▸ MATERIALS PROVIDED:

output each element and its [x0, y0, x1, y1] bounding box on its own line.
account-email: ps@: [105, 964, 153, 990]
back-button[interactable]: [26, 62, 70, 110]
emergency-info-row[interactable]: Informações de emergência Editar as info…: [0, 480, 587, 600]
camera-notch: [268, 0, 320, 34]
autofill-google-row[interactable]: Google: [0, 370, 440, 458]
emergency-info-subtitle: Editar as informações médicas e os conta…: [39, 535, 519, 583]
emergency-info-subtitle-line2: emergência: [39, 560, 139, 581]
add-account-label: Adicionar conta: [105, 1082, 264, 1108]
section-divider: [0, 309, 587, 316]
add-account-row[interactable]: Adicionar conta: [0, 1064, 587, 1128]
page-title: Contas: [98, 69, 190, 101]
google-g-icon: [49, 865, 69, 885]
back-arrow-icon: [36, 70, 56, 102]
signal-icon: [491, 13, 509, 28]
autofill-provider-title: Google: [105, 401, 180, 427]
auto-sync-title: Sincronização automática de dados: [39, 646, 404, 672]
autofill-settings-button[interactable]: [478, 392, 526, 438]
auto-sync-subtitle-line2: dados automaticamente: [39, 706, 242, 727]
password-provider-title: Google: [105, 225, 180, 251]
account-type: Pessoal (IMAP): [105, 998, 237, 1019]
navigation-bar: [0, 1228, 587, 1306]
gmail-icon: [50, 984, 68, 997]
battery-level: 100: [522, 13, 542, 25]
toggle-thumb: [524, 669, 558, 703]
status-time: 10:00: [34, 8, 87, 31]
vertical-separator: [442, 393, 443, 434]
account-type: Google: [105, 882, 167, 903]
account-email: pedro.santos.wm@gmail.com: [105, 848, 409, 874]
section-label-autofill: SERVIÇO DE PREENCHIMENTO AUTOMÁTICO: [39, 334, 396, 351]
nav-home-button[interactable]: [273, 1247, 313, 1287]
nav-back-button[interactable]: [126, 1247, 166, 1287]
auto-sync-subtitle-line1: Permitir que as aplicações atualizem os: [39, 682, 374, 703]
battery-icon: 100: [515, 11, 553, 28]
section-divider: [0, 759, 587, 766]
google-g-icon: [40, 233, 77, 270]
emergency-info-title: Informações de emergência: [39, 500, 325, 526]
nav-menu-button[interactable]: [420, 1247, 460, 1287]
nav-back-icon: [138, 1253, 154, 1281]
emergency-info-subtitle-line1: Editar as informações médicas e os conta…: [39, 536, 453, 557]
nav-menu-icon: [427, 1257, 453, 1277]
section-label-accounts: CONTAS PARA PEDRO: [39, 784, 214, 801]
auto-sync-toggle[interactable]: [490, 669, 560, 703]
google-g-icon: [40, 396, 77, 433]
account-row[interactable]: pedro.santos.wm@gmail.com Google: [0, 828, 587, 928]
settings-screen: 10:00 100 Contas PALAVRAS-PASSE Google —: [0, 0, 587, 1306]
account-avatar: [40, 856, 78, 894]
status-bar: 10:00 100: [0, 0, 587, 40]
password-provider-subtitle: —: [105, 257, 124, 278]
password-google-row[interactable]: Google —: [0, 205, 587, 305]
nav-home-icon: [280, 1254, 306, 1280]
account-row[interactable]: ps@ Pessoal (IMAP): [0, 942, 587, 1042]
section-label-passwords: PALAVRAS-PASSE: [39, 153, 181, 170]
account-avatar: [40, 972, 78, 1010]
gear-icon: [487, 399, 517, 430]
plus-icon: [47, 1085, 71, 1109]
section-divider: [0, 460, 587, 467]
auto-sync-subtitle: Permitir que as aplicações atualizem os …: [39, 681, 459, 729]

▸ WRITTEN INSTRUCTION: Put every line of the records above into a JSON list of strings, one string per line, leaving out blank lines.

▸ FINISHED TASK:
[
  "output each element and its [x0, y0, x1, y1] bounding box on its own line.",
  "account-email: ps@: [105, 964, 153, 990]",
  "back-button[interactable]: [26, 62, 70, 110]",
  "emergency-info-row[interactable]: Informações de emergência Editar as info…: [0, 480, 587, 600]",
  "camera-notch: [268, 0, 320, 34]",
  "autofill-google-row[interactable]: Google: [0, 370, 440, 458]",
  "emergency-info-subtitle: Editar as informações médicas e os conta…: [39, 535, 519, 583]",
  "emergency-info-subtitle-line2: emergência: [39, 560, 139, 581]",
  "add-account-label: Adicionar conta: [105, 1082, 264, 1108]",
  "section-divider: [0, 309, 587, 316]",
  "add-account-row[interactable]: Adicionar conta: [0, 1064, 587, 1128]",
  "page-title: Contas: [98, 69, 190, 101]",
  "google-g-icon: [49, 865, 69, 885]",
  "back-arrow-icon: [36, 70, 56, 102]",
  "signal-icon: [491, 13, 509, 28]",
  "autofill-provider-title: Google: [105, 401, 180, 427]",
  "auto-sync-title: Sincronização automática de dados: [39, 646, 404, 672]",
  "autofill-settings-button[interactable]: [478, 392, 526, 438]",
  "auto-sync-subtitle-line2: dados automaticamente: [39, 706, 242, 727]",
  "password-provider-title: Google: [105, 225, 180, 251]",
  "account-type: Pessoal (IMAP): [105, 998, 237, 1019]",
  "navigation-bar: [0, 1228, 587, 1306]",
  "gmail-icon: [50, 984, 68, 997]",
  "battery-level: 100: [522, 13, 542, 25]",
  "toggle-thumb: [524, 669, 558, 703]",
  "status-time: 10:00: [34, 8, 87, 31]",
  "vertical-separator: [442, 393, 443, 434]",
  "account-type: Google: [105, 882, 167, 903]",
  "account-email: pedro.santos.wm@gmail.com: [105, 848, 409, 874]",
  "section-label-autofill: SERVIÇO DE PREENCHIMENTO AUTOMÁTICO: [39, 334, 396, 351]",
  "nav-home-button[interactable]: [273, 1247, 313, 1287]",
  "nav-back-button[interactable]: [126, 1247, 166, 1287]",
  "auto-sync-subtitle-line1: Permitir que as aplicações atualizem os: [39, 682, 374, 703]",
  "battery-icon: 100: [515, 11, 553, 28]",
  "section-divider: [0, 759, 587, 766]",
  "google-g-icon: [40, 233, 77, 270]",
  "emergency-info-title: Informações de emergência: [39, 500, 325, 526]",
  "nav-menu-button[interactable]: [420, 1247, 460, 1287]",
  "nav-back-icon: [138, 1253, 154, 1281]",
  "emergency-info-subtitle-line1: Editar as informações médicas e os conta…: [39, 536, 453, 557]",
  "nav-menu-icon: [427, 1257, 453, 1277]",
  "section-label-accounts: CONTAS PARA PEDRO: [39, 784, 214, 801]",
  "auto-sync-toggle[interactable]: [490, 669, 560, 703]",
  "google-g-icon: [40, 396, 77, 433]",
  "account-row[interactable]: pedro.santos.wm@gmail.com Google: [0, 828, 587, 928]",
  "settings-screen: 10:00 100 Contas PALAVRAS-PASSE Google —: [0, 0, 587, 1306]",
  "account-avatar: [40, 856, 78, 894]",
  "status-bar: 10:00 100: [0, 0, 587, 40]",
  "password-provider-subtitle: —: [105, 257, 124, 278]",
  "password-google-row[interactable]: Google —: [0, 205, 587, 305]",
  "nav-home-icon: [280, 1254, 306, 1280]",
  "account-row[interactable]: ps@ Pessoal (IMAP): [0, 942, 587, 1042]",
  "section-label-passwords: PALAVRAS-PASSE: [39, 153, 181, 170]",
  "account-avatar: [40, 972, 78, 1010]",
  "gear-icon: [487, 399, 517, 430]",
  "plus-icon: [47, 1085, 71, 1109]",
  "section-divider: [0, 460, 587, 467]",
  "auto-sync-subtitle: Permitir que as aplicações atualizem os …: [39, 681, 459, 729]"
]